* _ФРАГМЕНТ ТЕКСТА_
Луков не унимался: рассказывал, как обрадовал его интересный подход к новому открытию повседневности.
— Такие картины, Леня, — подвел черту Пырьев, — болезнь нашего кино, болезнь нужно лечить, а не поддерживать!
Иван Александрович ошибся: время поддержало тенденцию Хуциева, вернее, эта тенденция и была выражением того «оттепельного» времени, на открытиях которого и базируется сегодняшнее новое кино.
В поведении Пырьева было что-то преувеличенное, я бы сказал, мейерхольдовское (недаром он прошел актерскую школу в театре этого режиссера); находясь на посту директора крупнейшей студии в стране, он мог встать на колени перед безвестным режиссером и униженно его просить, мог и уничтожать человека, дав волю своему мощному темпераменту.
Леонид Луков рассказывал мне, как перед войной в Киеве Пырьев, считавший себя хорошим шахматистом, играл с режиссером Марком Донским, не отстававшим от Ивана Александровича в самомнении. Жили они в гостинице, в соседних номерах. Донской днем, до того как Пырьев вернулся со съемок, взял у его жены шахматы и после ужина пригласил соседа к себе на игру. Пырьев пришел. Игра сложилась не в его пользу. Донской, предвкушая победу, заявил, что он лучший шахматист среди всех режиссеров.
— Ты лучший шахматист, лучший боксер, лучший юрист! — взревел Пырьев. — Да?
— Да, — уверенно согласился Донской.
Пырьев в ответ смешал фигуры и вместе с доской выкинул в окно.
Донской захохотал:
— А шахматы-то, Ваня, ваши!
Пырьев не разговаривал с Донским несколько месяцев.
Работавшие с Пырьевым сотрудники говорили — Иван Александрович не любил людей, боявшихся его неумеренных резкостей, с уважением относился к умеющим постоять за себя, отстоять свое достоинство. Это похоже на правду. Мне пришлось наблюдать его в одной ситуации: во время подготовки сценария «Старики Кирсановы» Пырьев попросил меня поехать вторым режиссером на одну из картин объединения:
— Мы тебе постановку даем, помоги и ты нам!
Я поехал.
Через тройку месяцев у меня с постановщиком Лешей Салтыковым возник конфликт — я счел себя оскорбленным, мне пришлось вернуться с картины. Мой поступок был вне интересов объединения: нужно было искать другого второго режиссера, уже четвертого по счету на этой картине, так как сработаться с постановщиком было трудно. Пырьев выслушал все доводы моего отказа от картины и заявил:
— Не вернешься на картину — уволим со студии!

* _РАЗДЕЛ МАТЕРИАЛОВ_
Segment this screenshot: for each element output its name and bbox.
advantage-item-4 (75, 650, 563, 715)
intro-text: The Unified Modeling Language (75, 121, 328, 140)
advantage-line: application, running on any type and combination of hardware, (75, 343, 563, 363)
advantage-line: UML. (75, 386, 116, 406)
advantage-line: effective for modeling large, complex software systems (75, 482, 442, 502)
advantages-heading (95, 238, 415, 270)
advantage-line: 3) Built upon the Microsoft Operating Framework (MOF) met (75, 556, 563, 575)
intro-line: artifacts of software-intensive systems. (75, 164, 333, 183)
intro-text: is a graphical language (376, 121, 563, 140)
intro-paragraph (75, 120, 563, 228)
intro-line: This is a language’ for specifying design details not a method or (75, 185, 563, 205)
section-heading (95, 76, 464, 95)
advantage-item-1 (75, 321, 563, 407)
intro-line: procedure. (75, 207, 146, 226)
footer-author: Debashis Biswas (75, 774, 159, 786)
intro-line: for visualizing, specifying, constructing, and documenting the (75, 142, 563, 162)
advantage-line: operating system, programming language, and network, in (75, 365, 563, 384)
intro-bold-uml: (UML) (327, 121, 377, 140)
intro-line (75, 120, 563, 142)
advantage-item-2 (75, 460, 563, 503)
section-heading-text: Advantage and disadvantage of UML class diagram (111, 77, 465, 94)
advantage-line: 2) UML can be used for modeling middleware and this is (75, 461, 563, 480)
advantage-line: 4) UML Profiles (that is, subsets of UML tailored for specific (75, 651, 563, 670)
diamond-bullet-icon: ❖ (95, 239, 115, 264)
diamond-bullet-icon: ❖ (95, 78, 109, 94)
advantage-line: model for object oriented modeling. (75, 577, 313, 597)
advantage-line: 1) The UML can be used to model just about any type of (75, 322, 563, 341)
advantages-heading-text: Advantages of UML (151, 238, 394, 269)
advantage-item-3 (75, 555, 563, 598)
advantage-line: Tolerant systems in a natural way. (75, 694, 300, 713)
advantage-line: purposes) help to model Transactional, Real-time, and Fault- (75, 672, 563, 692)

* _УПРАЖНЕНИЕ 1_
Скопируйте из отрывка о Пырьеве всё от слов «Пырьев в ответ» и вплоть до слов «помоги и ты нам!».
* _УПРАЖНЕНИЕ 2_
Сколько времени Пырьев не разговаривал с Донским после истории с шахматами, согласно отрывку о Пырьеве?
* _УПРАЖНЕНИЕ 3_
Напишите следующую часть отрывка о Пырьеве, начиная сразу после его последней фразы.

* _ОТВЕТ 1_
Пырьев в ответ смешал фигуры и вместе с доской выкинул в окно.
Донской захохотал:
— А шахматы-то, Ваня, ваши!
Пырьев не разговаривал с Донским несколько месяцев.
Работавшие с Пырьевым сотрудники говорили — Иван Александрович не любил людей, боявшихся его неумеренных резкостей, с уважением относился к умеющим постоять за себя, отстоять свое достоинство. Это похоже на правду. Мне пришлось наблюдать его в одной ситуации: во время подготовки сценария «Старики Кирсановы» Пырьев попросил меня поехать вторым режиссером на одну из картин объединения:
— Мы тебе постановку даем, помоги и ты нам!

* _ОТВЕТ 2_
Несколько месяцев.

* _ОТВЕТ 3_
— Не вернусь.
— Ну, пеняй на себя! — заявил Пырьев, и я удалился.
В этот же день на площадке перед центральным входом «Мосфильма» мы снова встретились.
— Не поедешь? — спросил Пырьев.
— Нет, — сказал я, покрывшись испариной.
— И правильно! Я бы тоже не поехал! — Пырьевская палка со стуком врезалась в асфальт.
Тарковский, Рискинд, Ржешевский и я
Как-то утром, прилетев из Новосибирска, где в то время работал, я заглянул в кафе «Националь» и в гардеробе столкнулся с Андреем Тарковским. Мы познакомились еще в 54-м году, на консультации перед вступительными экзаменами во ВГИК: худощавый, резкий в движениях парень сидел рядом со мной, слушая вполуха инструктирующего педагога, и рисовал на листе бумаги кадры со скошенным горизонтом, перечеркнутым наклонными сосенками. Чувствовал он себя в стенах ВГИКа гораздо свободнее, чем многие, поскольку поступал уже второй раз и набирающий курс мастер — М.И. Ромм — обещал еще четыре года назад принять Андрея после того, как тот «глотнет жизненного материала».
Сейчас, во время встречи в гардеробе «Националя», последовали вопросы:
— Как ты?
— А как ты?
Вопросы с его стороны не были праздным любопытством. Не раз в моем присутствии он пытался помочь, отозваться на человеческую и творческую заботу. Помнится, как через пару лет после этой встречи он, уже в зените признания, подошел ко мне в старом Доме кино, что был на Воровского, вырвал из записной книжки листочек, записал телефон и протянул его мне:
— Звони, когда тебе нужно — приду на любой худсовет и буду поддерживать!